In the following material, identify every line holding the string "ylabel" and return it.
— START SOURCE RECORDS —
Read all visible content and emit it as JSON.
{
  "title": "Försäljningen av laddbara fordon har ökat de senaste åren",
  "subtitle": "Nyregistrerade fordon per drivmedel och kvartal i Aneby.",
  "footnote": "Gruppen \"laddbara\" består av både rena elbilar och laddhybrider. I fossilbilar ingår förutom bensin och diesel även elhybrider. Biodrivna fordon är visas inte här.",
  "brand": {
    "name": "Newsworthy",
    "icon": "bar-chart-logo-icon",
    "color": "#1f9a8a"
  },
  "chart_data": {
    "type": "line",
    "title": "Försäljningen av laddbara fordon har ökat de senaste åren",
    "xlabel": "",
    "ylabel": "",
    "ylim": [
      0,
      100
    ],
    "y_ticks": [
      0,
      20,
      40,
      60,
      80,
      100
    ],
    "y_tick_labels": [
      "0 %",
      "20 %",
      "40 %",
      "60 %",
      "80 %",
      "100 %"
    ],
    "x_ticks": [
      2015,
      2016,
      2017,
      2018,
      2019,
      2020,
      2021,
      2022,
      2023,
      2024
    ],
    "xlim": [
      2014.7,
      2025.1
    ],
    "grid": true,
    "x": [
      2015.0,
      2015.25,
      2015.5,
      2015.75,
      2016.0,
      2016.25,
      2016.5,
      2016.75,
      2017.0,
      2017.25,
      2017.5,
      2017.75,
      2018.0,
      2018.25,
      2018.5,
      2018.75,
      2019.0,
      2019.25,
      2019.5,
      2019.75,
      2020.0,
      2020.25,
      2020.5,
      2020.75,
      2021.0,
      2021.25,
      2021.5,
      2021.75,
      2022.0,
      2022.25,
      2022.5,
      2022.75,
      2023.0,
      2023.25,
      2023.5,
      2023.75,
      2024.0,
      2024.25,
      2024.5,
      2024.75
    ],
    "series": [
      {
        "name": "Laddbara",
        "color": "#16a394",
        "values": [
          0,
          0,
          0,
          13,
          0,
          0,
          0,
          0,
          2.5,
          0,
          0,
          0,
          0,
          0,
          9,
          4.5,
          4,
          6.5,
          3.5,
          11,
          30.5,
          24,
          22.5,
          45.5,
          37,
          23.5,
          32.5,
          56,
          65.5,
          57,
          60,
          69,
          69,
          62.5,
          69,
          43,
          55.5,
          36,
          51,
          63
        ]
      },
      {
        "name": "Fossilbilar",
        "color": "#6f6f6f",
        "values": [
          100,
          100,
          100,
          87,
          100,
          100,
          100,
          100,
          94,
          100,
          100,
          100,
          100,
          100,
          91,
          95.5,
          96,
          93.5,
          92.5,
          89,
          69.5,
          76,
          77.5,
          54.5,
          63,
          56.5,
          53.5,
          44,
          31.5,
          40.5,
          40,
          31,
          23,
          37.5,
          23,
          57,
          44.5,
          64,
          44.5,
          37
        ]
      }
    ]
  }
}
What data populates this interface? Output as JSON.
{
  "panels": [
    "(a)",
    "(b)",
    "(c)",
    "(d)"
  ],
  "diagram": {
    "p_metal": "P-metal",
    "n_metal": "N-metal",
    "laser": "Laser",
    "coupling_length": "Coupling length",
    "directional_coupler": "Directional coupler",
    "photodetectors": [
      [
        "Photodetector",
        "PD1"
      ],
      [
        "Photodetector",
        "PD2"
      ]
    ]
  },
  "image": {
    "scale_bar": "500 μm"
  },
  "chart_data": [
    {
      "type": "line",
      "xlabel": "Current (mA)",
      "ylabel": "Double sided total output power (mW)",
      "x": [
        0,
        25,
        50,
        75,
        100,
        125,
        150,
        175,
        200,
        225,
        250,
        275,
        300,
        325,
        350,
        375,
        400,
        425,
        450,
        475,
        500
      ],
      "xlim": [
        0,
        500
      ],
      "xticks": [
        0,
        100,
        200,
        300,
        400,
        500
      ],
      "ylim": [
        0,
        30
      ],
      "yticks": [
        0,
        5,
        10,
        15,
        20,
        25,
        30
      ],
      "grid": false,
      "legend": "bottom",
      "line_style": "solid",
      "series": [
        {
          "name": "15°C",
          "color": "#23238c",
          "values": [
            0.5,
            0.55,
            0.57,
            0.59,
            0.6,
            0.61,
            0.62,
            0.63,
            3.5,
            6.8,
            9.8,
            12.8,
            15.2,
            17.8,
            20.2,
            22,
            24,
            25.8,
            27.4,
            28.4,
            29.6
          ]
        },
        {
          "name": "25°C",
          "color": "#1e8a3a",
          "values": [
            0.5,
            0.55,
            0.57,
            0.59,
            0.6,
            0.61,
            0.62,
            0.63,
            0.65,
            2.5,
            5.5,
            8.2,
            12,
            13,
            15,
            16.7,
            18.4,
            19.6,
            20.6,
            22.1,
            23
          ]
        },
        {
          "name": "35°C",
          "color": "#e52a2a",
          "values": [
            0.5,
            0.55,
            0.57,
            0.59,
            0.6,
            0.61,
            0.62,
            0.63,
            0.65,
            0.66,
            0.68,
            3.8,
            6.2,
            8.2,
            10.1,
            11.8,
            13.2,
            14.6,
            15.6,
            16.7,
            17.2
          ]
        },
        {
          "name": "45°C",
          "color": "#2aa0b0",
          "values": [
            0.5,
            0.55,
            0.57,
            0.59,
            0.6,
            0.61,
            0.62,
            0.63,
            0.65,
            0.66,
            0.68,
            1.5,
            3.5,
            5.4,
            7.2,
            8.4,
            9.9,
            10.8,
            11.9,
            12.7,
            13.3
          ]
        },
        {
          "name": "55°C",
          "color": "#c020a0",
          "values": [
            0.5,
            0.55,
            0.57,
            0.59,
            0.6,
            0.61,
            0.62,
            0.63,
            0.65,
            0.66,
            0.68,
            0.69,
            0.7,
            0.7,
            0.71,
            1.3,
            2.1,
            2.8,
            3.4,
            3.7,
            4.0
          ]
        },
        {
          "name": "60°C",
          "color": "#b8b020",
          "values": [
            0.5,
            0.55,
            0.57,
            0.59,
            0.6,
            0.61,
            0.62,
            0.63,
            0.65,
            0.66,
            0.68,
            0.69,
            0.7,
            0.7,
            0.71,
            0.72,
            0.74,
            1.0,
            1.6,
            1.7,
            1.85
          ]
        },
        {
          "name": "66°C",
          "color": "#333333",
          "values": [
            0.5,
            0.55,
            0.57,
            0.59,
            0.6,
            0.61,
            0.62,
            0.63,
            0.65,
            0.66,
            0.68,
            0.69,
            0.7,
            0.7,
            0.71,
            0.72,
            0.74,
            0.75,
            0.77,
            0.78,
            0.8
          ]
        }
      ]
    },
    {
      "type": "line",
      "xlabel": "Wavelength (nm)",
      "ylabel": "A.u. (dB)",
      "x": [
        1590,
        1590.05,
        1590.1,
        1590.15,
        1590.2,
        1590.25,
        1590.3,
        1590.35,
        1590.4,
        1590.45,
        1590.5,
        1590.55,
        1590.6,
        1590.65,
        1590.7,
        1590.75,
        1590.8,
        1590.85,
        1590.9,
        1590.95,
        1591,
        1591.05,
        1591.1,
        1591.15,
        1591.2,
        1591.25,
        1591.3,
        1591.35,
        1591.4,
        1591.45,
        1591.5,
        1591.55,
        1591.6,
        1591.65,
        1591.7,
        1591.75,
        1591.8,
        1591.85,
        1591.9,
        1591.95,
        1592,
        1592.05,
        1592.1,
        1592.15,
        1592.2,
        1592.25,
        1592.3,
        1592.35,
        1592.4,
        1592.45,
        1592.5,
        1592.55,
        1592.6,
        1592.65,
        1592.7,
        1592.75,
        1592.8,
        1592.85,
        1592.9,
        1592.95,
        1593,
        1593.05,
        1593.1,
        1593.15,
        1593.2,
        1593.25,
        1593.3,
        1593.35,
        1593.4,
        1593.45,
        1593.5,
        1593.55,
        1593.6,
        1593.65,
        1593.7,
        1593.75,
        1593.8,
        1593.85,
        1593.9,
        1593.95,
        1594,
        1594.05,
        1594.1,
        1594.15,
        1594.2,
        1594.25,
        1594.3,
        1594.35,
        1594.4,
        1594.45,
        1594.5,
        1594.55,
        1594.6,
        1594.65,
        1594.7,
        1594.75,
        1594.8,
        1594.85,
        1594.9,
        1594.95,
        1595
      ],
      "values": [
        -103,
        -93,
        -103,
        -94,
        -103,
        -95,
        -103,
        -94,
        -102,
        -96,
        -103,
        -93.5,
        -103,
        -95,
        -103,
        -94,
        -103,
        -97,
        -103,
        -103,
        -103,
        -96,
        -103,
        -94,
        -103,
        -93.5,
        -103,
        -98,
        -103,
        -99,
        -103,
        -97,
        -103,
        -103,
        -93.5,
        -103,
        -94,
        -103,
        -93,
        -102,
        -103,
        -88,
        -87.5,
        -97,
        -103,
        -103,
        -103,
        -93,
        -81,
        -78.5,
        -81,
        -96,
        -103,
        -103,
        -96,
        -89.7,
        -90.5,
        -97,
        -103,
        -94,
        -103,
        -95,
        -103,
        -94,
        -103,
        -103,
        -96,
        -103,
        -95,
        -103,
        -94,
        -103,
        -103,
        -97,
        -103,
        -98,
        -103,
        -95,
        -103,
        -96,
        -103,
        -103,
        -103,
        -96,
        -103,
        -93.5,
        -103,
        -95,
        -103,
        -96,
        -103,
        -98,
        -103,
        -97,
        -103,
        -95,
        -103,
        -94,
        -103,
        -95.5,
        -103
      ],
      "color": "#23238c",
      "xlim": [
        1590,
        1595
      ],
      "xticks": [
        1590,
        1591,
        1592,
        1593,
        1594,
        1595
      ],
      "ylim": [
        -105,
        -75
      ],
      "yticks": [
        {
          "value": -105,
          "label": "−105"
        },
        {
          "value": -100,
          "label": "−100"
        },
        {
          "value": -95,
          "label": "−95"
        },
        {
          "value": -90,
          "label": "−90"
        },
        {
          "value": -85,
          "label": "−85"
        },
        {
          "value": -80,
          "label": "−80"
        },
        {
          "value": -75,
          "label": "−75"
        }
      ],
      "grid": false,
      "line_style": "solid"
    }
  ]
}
— END SOURCE RECORDS —
THE SOLUTION
    "ylabel": "",
      "ylabel": "Double sided total output power (mW)",
      "ylabel": "A.u. (dB)",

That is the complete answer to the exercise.